Copy out each line of the data that holds the word "GATE".

→ **EXERCISE INPUT**
-------------------------

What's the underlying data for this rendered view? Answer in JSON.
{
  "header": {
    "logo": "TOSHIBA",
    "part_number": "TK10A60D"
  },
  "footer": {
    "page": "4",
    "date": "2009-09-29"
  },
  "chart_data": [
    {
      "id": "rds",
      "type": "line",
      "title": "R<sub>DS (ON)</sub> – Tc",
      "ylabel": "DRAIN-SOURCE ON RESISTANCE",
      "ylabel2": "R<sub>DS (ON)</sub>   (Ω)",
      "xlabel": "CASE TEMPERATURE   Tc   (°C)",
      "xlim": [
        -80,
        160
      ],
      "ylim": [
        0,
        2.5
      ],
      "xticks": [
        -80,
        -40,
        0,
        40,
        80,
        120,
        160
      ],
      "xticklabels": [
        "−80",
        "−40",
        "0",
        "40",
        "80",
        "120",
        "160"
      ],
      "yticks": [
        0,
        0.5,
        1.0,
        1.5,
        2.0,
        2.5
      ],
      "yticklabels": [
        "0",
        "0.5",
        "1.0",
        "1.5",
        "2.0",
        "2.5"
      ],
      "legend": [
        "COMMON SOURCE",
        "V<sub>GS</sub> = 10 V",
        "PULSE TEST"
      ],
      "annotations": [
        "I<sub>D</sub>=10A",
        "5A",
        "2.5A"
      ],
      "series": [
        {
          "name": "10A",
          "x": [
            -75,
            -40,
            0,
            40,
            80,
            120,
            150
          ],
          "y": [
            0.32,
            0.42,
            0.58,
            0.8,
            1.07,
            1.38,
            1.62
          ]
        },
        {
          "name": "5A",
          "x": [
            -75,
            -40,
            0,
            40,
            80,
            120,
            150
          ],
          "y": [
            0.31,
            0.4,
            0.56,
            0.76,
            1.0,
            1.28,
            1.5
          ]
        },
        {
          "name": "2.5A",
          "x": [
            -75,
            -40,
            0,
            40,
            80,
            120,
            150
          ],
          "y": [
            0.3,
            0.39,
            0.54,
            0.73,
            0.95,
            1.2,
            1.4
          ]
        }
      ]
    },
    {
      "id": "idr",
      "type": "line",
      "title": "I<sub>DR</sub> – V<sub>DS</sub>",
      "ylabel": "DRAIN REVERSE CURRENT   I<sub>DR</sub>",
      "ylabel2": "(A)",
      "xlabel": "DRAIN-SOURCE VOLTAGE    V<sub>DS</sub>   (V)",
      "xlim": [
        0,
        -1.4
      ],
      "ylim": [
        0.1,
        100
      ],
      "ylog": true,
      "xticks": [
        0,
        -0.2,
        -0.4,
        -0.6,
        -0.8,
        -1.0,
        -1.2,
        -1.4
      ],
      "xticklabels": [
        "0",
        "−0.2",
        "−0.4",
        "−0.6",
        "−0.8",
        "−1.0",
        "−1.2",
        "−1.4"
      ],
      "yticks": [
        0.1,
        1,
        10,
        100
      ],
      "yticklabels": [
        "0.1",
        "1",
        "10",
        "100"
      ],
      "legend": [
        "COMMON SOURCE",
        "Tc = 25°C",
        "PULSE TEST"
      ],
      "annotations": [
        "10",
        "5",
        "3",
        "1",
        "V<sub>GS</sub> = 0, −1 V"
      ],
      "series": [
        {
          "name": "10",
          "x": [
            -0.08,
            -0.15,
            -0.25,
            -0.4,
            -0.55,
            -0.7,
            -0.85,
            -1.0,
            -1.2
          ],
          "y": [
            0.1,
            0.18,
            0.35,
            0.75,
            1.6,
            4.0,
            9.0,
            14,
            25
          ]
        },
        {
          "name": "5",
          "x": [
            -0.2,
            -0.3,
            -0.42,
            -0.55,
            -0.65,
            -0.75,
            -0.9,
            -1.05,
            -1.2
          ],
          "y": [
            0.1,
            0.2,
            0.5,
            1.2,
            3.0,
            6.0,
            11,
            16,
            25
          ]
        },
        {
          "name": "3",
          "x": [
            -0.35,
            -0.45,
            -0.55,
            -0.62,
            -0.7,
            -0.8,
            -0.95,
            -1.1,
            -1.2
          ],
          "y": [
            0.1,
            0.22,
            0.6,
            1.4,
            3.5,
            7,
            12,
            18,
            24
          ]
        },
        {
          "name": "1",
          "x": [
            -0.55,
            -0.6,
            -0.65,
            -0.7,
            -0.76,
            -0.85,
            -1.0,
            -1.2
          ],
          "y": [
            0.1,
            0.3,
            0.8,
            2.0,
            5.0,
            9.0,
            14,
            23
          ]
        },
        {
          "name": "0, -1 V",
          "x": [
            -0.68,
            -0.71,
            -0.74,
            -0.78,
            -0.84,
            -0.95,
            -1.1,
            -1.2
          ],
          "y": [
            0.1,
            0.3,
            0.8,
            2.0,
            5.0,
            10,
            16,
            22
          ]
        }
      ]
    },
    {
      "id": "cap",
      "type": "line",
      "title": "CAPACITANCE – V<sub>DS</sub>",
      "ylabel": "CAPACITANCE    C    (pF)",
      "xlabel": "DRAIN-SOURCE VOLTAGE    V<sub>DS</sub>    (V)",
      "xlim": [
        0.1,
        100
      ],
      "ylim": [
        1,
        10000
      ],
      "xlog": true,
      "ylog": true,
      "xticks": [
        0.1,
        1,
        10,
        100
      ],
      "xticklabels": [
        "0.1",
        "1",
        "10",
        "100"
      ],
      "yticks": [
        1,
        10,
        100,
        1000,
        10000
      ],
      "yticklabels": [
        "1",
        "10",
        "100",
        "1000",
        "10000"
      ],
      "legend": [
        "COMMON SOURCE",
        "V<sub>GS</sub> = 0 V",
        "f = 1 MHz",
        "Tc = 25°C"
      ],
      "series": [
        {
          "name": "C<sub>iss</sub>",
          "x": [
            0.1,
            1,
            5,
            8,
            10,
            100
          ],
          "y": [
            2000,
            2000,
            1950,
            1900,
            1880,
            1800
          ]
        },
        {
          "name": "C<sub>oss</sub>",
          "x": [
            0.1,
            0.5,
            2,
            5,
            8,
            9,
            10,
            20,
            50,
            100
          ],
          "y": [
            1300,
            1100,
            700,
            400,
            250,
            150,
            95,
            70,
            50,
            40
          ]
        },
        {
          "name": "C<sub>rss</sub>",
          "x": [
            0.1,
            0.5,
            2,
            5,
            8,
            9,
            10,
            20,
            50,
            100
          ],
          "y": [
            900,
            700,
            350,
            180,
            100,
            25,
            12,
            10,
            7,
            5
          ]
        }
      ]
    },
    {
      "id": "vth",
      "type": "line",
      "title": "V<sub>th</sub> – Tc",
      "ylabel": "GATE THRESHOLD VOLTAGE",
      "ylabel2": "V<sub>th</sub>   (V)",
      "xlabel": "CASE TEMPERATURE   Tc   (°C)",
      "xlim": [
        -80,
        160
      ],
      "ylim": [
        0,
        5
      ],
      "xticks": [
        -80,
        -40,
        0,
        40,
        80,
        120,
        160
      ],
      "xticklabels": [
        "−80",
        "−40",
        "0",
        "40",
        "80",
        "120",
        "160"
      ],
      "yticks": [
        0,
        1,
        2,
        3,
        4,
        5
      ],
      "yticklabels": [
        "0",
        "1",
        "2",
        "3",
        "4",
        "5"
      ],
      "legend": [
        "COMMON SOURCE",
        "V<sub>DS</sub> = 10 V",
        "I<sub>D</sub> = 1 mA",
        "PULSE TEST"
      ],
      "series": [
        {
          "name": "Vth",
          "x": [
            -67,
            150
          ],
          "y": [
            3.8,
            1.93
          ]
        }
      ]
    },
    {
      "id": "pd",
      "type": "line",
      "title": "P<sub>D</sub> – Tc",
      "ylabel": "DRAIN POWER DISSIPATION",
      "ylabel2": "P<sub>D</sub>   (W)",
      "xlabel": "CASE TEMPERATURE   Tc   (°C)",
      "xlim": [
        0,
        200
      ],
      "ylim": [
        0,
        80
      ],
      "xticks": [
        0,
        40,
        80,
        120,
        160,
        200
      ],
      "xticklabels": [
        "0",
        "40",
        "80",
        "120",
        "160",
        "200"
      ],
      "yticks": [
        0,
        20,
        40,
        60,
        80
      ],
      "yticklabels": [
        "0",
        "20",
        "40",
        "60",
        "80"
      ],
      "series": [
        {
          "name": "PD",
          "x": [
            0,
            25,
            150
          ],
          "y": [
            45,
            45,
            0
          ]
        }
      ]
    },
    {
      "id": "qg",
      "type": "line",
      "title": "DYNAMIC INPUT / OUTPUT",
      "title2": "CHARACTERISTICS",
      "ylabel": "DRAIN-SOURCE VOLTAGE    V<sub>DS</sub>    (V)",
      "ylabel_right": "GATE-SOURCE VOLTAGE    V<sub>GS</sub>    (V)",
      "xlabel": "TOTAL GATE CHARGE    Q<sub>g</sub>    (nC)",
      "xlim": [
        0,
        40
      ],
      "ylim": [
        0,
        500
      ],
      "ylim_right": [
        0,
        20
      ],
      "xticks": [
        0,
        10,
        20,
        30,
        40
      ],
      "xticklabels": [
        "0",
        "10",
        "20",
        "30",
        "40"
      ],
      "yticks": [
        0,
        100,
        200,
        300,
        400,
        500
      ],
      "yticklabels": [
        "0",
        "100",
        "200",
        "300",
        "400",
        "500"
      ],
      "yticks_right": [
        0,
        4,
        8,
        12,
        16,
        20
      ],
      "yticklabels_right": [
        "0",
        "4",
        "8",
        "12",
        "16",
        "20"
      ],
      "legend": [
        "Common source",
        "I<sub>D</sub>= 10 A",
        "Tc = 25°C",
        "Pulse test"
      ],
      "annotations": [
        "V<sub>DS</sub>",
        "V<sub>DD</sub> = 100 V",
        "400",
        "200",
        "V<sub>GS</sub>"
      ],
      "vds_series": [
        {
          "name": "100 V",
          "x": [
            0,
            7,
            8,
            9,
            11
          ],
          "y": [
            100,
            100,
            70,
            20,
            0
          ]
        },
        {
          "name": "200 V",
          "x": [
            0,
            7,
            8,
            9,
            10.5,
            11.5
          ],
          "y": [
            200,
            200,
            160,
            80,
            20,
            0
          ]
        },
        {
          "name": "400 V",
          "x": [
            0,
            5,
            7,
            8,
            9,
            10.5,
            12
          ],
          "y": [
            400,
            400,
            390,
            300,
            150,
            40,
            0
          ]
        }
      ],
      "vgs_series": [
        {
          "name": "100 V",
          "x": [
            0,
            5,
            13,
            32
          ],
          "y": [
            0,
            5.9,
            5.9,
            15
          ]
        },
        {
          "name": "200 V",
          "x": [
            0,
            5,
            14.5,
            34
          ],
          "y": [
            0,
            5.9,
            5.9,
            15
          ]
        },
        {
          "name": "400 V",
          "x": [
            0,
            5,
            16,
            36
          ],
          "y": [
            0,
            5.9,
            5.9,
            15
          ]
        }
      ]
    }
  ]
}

-------------------------

→ **SOLUTION TO THE PROBLEM**
      "ylabel": "GATE THRESHOLD VOLTAGE",
      "ylabel_right": "GATE-SOURCE VOLTAGE    V<sub>GS</sub>    (V)",
      "xlabel": "TOTAL GATE CHARGE    Q<sub>g</sub>    (nC)",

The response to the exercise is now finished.